From the entries below, list each line with "Especificação".

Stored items
----------

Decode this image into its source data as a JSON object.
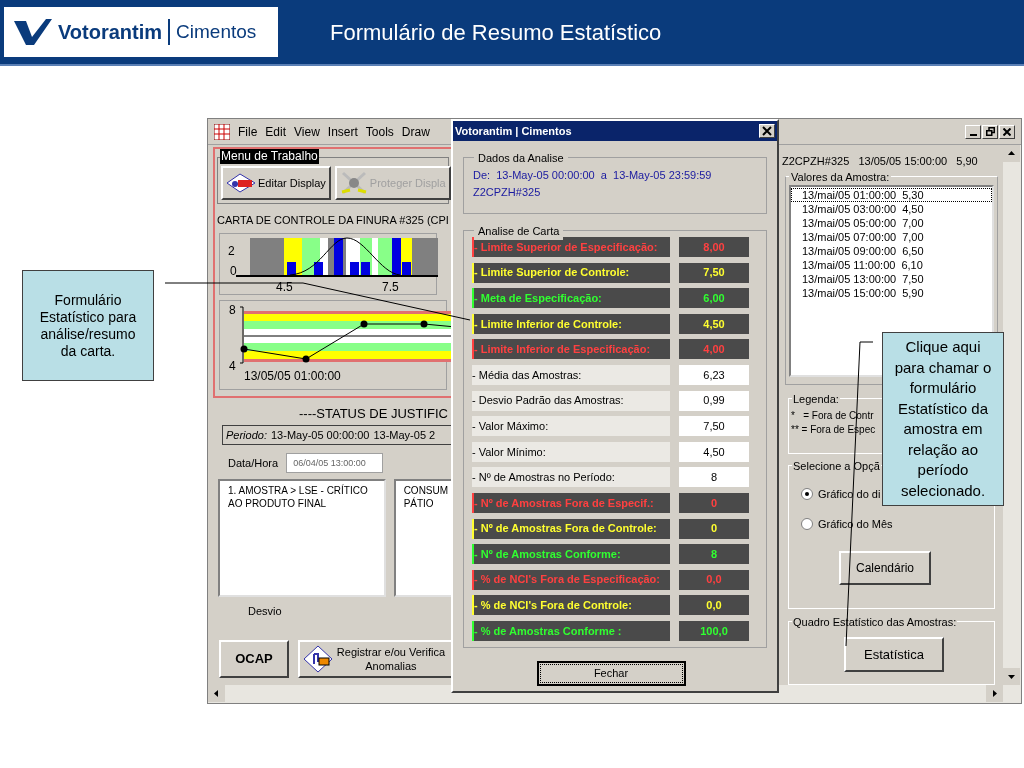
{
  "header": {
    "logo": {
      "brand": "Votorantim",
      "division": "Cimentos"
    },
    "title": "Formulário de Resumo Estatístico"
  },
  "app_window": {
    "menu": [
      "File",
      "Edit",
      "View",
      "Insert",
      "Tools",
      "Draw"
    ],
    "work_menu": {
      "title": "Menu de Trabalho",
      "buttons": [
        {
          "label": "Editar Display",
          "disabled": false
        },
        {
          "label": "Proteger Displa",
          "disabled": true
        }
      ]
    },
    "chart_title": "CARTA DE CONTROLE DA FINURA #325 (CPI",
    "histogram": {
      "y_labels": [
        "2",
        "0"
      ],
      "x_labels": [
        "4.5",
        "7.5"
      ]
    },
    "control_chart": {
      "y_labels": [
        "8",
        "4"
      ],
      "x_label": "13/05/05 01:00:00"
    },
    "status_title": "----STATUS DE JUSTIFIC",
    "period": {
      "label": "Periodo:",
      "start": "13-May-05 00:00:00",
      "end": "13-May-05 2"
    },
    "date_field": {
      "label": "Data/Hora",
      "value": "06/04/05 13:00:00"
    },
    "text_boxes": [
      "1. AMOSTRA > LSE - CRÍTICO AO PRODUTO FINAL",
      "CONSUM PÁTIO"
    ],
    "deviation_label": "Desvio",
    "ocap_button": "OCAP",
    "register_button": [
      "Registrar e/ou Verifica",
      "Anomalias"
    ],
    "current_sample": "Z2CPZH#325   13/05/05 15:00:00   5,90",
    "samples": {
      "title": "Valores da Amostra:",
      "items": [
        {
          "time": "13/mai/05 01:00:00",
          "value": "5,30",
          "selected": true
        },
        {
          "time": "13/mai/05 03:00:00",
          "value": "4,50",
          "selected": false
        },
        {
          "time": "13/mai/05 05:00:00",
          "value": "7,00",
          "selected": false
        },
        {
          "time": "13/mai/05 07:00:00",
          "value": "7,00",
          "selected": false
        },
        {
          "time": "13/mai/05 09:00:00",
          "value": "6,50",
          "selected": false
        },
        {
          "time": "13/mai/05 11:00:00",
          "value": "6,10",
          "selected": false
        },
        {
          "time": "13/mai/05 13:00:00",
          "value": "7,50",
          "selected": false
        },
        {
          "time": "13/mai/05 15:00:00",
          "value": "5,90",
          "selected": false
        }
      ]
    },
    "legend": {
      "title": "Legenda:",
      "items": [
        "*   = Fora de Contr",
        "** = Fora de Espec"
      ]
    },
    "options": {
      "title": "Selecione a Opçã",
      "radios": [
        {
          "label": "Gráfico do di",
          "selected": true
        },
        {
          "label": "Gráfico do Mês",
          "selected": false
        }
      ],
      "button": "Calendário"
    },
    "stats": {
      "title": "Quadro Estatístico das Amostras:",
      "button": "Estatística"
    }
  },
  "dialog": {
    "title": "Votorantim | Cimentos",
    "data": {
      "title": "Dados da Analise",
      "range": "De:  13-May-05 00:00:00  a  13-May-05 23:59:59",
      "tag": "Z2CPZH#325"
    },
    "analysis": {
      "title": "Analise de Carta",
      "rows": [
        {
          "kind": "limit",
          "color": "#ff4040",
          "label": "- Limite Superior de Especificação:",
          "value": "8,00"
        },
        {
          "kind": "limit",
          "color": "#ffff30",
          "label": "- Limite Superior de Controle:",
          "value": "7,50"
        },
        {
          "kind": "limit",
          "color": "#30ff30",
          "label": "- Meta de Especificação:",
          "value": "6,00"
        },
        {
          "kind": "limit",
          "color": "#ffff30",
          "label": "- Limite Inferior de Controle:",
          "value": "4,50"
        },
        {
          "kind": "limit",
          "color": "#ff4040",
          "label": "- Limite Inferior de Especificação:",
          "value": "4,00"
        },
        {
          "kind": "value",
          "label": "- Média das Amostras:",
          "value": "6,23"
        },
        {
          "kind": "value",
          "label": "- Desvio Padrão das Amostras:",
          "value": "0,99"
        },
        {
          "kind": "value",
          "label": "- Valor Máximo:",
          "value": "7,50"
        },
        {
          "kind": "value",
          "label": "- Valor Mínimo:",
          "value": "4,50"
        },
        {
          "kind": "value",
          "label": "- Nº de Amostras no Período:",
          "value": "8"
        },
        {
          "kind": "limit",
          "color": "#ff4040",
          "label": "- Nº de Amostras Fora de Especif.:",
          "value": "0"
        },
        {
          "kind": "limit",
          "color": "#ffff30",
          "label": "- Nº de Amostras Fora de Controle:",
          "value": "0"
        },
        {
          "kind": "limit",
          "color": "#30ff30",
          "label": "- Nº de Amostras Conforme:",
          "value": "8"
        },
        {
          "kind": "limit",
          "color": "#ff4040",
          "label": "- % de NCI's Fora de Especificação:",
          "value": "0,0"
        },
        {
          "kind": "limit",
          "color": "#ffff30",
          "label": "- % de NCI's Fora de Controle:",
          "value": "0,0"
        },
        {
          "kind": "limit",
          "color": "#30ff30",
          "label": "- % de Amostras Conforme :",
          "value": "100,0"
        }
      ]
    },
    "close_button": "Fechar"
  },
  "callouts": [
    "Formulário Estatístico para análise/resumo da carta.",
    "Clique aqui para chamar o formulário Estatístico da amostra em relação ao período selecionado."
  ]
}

----------

◆ Solution
          "label": "- Limite Superior de Especificação:",
          "label": "- Meta de Especificação:",
          "label": "- Limite Inferior de Especificação:",
          "label": "- % de NCI's Fora de Especificação:",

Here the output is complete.